Materyalde "property" kelimesini içeren her satırı belirleyip olduğu gibi aktarınız. Büyük ve küçük harf ayrımı dikkate alınmalıdır.

══ Girdi Verisi

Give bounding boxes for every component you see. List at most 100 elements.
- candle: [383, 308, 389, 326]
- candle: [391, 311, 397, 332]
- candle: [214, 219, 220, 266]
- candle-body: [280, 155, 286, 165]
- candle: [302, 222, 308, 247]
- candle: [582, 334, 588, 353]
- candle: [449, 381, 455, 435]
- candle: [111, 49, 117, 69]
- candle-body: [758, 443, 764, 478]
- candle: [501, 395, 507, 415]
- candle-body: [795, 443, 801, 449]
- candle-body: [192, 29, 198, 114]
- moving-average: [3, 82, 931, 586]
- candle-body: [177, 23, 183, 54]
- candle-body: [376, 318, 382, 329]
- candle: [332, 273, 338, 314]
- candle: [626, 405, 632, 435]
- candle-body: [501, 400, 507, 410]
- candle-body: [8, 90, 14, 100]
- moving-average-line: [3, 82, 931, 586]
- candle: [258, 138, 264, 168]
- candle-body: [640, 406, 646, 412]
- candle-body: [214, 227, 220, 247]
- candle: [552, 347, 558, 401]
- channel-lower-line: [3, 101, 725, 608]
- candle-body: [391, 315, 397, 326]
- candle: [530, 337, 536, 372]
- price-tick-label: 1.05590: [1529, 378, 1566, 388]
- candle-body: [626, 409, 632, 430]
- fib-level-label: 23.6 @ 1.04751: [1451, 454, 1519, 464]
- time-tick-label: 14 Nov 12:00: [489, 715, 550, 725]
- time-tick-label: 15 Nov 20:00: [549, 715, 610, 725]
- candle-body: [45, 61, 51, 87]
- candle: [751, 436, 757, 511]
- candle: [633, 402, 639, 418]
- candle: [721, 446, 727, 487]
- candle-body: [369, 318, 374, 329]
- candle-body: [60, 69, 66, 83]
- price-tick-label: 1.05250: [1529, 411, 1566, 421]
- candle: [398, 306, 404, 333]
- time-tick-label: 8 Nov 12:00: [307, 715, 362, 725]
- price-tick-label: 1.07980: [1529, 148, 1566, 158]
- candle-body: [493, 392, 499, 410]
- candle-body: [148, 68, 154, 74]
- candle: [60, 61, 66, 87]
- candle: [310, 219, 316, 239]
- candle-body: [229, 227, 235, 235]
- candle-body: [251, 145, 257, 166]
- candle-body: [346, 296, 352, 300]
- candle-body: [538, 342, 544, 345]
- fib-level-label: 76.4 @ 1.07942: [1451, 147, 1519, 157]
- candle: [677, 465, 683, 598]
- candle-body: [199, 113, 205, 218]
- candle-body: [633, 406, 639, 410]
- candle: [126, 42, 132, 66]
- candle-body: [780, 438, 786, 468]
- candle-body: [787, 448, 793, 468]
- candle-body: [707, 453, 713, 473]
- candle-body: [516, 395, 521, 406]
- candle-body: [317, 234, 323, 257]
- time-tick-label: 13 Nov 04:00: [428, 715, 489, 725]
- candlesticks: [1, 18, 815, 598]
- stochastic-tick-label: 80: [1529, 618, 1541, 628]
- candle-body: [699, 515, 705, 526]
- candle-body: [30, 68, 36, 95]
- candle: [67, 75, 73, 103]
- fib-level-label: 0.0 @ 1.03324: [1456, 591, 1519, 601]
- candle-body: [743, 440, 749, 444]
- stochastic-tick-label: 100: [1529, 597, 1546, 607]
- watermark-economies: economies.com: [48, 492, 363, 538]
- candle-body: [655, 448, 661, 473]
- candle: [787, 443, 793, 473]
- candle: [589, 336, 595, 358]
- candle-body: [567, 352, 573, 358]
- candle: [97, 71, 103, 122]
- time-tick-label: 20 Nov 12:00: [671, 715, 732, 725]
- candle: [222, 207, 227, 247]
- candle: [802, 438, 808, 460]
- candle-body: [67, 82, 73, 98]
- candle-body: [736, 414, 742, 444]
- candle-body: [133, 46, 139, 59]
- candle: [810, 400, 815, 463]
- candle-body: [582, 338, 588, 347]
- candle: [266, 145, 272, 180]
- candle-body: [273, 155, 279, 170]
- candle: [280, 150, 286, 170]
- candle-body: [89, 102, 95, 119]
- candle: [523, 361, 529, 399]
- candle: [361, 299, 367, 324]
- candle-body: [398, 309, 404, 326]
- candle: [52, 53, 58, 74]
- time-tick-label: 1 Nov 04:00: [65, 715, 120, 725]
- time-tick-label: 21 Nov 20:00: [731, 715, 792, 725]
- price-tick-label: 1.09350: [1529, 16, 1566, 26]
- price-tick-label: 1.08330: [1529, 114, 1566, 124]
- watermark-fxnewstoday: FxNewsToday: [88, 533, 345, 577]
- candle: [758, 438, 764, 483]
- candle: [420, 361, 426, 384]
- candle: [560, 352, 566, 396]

════
══ Girdi Verisi

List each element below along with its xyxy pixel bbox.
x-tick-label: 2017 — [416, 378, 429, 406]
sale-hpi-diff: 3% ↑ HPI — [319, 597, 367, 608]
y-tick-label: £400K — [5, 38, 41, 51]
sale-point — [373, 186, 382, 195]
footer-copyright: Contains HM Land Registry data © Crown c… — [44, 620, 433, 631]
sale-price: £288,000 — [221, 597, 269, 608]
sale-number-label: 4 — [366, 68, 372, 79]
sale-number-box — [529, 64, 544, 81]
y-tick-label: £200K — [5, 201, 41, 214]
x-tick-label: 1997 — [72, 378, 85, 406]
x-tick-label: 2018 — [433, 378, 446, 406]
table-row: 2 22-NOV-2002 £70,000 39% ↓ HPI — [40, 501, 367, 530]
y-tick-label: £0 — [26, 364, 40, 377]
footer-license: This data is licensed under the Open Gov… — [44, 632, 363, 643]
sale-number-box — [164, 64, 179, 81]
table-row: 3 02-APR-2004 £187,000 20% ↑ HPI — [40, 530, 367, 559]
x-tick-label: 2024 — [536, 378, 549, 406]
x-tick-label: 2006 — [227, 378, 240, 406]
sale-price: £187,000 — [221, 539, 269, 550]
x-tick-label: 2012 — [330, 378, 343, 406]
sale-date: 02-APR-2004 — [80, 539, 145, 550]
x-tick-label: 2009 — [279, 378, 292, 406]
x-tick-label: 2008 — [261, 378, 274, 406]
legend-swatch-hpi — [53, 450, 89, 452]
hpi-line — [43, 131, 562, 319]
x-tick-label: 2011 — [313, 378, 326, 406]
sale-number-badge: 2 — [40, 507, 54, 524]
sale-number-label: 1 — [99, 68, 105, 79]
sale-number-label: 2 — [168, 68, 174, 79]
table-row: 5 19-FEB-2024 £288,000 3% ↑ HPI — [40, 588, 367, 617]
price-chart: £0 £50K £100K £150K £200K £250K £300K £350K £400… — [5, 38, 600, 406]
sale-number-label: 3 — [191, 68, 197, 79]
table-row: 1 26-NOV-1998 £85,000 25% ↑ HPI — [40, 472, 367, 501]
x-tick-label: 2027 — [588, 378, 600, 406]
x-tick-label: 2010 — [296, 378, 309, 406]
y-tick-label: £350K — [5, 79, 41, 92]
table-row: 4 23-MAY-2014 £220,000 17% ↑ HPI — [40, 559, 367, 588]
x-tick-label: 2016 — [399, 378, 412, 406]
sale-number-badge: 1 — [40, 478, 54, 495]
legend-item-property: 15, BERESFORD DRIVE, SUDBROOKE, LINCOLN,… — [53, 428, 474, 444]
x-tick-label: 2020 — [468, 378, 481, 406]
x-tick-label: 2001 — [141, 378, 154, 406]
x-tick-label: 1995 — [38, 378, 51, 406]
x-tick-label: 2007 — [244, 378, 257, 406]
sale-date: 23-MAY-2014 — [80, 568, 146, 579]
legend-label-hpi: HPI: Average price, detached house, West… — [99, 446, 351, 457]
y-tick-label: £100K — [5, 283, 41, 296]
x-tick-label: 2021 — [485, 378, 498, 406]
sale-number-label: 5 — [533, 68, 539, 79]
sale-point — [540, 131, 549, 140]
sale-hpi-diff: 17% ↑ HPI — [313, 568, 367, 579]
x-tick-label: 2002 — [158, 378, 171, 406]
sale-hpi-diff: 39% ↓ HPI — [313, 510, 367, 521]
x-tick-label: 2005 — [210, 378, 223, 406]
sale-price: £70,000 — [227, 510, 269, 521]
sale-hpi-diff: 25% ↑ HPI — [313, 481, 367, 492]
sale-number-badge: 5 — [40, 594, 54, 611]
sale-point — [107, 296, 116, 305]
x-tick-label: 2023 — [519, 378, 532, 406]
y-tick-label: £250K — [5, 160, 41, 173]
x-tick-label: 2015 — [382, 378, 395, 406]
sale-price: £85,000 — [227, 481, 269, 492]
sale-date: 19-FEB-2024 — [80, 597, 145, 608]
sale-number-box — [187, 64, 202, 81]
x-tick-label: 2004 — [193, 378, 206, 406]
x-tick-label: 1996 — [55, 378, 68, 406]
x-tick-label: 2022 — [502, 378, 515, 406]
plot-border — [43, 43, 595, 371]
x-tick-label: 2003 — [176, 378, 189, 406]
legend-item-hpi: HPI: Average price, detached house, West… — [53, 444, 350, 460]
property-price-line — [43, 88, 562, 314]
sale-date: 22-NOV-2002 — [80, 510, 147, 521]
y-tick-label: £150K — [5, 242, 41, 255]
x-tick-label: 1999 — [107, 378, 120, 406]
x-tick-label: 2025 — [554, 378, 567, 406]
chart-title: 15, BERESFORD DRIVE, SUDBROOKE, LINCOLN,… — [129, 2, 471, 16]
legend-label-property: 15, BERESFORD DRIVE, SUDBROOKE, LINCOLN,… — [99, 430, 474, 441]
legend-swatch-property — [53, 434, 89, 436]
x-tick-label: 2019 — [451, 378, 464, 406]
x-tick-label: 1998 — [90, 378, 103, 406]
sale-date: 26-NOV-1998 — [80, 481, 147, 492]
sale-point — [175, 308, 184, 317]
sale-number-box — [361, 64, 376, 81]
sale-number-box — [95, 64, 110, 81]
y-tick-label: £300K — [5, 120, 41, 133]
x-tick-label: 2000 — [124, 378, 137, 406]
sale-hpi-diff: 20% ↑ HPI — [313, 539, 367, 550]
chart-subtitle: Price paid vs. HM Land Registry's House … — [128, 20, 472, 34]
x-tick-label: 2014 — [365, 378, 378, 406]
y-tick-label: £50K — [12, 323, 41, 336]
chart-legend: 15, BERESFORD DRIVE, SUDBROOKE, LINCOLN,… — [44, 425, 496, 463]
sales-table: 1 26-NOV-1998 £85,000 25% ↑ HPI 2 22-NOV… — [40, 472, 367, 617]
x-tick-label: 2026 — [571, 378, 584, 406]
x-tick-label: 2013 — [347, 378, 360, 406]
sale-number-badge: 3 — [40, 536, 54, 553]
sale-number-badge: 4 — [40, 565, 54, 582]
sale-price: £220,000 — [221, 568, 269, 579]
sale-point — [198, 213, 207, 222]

════

◆ **Görev Sonucu**:
legend-item-property: 15, BERESFORD DRIVE, SUDBROOKE, LINCOLN,… — [53, 428, 474, 444]
property-price-line — [43, 88, 562, 314]
legend-label-property: 15, BERESFORD DRIVE, SUDBROOKE, LINCOLN,… — [99, 430, 474, 441]
legend-swatch-property — [53, 434, 89, 436]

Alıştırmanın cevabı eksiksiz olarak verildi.